■ Work to be completed
Search the listing for the string "Arizona" and copy every line that contains it.

■ Entries shown
------------------------------------------------------------------------

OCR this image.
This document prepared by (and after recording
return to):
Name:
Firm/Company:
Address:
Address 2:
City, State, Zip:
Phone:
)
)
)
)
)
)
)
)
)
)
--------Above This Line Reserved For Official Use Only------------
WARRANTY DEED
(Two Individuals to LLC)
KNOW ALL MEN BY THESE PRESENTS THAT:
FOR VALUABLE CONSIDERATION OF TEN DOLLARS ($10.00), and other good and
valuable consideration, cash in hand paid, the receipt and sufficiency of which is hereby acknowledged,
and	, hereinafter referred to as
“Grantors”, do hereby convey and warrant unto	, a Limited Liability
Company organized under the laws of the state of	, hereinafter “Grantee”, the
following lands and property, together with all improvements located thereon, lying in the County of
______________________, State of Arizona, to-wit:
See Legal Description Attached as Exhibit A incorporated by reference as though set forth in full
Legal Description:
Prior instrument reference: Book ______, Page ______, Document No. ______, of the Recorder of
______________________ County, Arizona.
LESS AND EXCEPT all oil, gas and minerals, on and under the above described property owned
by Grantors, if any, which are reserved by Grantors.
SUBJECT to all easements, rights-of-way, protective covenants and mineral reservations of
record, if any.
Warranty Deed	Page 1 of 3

------------------------------------------------------------------------

■ The result
______________________, State of Arizona, to-wit:
______________________ County, Arizona.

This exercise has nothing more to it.